══ DATA SUPPLIED ══
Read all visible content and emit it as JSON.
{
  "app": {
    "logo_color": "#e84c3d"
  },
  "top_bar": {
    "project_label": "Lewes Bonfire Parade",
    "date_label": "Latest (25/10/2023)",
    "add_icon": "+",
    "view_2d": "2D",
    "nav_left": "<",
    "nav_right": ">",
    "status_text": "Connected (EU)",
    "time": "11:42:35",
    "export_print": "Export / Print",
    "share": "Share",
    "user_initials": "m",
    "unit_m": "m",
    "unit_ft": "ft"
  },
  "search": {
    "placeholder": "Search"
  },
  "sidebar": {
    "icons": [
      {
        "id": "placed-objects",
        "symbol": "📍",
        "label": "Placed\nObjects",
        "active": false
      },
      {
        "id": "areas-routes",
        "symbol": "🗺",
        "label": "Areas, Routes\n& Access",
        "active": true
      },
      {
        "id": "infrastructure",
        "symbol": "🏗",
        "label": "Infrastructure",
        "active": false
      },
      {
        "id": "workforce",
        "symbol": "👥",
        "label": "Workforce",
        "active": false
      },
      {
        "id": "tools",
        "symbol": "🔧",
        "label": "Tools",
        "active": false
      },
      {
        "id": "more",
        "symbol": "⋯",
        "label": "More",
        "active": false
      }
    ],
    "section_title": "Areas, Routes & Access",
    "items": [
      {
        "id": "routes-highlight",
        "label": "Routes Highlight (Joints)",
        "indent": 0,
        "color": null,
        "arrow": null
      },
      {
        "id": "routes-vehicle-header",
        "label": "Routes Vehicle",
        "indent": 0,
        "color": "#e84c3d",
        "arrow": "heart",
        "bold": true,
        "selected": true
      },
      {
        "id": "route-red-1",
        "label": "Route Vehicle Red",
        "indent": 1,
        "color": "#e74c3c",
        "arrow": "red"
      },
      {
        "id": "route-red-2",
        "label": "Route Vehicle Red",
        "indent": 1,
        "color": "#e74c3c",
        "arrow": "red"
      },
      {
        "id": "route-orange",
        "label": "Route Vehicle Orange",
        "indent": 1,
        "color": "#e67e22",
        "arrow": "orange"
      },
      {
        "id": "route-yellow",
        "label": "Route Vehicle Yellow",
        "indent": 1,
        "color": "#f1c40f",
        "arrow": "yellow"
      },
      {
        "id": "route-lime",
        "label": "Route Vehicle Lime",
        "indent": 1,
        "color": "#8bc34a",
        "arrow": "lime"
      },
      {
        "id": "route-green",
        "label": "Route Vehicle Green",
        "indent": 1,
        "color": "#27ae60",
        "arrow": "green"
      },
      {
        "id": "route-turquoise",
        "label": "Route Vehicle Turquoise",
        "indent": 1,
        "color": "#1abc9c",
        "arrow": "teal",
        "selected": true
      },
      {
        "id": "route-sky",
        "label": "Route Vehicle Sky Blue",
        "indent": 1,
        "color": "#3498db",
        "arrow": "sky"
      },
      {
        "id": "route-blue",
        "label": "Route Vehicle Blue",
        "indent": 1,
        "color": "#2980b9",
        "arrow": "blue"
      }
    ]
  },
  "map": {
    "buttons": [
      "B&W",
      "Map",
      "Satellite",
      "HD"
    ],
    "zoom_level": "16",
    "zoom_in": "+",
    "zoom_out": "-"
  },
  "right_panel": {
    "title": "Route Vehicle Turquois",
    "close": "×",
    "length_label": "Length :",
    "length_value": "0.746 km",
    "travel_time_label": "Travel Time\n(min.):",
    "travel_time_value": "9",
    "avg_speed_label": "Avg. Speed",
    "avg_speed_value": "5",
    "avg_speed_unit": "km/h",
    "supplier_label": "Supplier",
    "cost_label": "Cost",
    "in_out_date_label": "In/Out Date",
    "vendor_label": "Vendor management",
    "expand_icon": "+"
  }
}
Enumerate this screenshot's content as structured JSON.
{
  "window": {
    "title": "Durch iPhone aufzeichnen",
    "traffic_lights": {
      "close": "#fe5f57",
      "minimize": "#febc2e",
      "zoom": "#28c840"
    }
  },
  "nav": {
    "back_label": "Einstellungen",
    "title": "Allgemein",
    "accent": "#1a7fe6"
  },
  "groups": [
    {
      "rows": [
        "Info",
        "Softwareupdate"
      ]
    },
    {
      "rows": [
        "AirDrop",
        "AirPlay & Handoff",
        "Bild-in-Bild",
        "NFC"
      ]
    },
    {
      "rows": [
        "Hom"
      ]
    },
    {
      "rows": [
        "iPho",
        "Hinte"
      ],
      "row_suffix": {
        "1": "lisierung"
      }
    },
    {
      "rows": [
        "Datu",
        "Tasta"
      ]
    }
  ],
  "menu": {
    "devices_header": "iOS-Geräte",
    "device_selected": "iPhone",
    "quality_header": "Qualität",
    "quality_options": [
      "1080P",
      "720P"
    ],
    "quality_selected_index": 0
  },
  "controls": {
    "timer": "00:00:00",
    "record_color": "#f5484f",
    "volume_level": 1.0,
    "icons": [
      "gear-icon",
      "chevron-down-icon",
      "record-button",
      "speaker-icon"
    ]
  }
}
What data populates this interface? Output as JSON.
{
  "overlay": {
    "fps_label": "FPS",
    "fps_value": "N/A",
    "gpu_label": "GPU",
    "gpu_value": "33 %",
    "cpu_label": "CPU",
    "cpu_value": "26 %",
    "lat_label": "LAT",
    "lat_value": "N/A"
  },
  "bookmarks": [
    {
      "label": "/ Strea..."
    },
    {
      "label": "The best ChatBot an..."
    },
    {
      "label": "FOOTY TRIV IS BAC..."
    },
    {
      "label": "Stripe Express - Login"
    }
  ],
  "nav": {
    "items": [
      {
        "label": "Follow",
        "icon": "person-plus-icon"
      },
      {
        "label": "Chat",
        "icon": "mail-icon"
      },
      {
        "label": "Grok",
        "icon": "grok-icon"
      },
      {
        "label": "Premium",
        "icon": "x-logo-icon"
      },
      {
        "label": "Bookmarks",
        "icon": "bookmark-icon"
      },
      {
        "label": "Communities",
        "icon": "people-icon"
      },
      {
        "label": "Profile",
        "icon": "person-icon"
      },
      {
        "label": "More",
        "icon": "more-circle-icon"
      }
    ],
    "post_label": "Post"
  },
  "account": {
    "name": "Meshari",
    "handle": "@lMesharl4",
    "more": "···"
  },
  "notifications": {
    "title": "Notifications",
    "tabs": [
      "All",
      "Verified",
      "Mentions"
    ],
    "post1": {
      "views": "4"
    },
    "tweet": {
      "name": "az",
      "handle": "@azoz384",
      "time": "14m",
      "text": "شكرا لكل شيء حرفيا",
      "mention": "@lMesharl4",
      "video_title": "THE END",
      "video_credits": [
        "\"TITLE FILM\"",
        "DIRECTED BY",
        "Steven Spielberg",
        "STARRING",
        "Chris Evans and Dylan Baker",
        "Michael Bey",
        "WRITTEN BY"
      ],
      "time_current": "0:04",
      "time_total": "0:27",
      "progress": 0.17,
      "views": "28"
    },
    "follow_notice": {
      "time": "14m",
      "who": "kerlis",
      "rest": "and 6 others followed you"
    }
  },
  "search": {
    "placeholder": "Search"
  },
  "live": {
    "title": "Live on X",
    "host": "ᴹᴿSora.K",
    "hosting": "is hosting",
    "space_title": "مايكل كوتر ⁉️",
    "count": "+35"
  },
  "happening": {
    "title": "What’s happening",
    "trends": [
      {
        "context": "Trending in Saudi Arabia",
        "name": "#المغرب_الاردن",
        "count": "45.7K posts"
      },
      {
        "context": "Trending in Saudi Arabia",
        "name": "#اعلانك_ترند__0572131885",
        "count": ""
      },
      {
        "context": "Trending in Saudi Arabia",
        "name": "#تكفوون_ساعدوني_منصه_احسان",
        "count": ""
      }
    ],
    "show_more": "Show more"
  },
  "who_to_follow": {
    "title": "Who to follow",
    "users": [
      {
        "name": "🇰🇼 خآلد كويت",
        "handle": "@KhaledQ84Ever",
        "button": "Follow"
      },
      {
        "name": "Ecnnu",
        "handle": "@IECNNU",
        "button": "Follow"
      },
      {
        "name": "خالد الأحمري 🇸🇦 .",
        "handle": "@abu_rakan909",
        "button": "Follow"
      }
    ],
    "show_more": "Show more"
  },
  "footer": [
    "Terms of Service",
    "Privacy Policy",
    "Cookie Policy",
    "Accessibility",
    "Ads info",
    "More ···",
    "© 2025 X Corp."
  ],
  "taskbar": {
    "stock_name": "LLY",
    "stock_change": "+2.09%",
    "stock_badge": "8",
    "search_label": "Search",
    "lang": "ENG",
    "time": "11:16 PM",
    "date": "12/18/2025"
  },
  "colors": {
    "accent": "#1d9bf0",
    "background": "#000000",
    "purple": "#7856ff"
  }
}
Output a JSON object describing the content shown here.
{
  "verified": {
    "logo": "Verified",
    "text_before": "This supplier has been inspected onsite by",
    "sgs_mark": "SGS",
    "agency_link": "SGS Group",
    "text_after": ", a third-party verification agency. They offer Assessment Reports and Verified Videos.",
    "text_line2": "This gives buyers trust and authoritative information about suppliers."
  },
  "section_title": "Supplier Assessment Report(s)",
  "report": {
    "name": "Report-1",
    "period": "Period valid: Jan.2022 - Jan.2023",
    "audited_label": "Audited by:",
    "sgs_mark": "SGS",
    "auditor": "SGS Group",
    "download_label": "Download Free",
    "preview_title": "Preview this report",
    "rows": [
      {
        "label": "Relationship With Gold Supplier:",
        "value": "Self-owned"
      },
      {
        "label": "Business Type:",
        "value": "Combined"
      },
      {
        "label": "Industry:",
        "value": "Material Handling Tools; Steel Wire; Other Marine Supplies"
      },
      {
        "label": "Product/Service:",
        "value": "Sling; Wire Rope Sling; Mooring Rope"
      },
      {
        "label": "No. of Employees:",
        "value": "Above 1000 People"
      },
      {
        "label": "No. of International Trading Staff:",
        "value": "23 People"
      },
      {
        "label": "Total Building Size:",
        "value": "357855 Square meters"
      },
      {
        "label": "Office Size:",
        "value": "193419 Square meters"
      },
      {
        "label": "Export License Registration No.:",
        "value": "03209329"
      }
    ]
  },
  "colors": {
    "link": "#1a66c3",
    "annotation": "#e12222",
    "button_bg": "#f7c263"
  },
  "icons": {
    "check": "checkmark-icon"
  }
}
═══
◆ EXERCISE DETAILS
Where does the word "Output" appear? Return each line that holds it.

◆ COMPLETE RESPONSE
What data populates this interface? Output as JSON.
Output a JSON object describing the content shown here.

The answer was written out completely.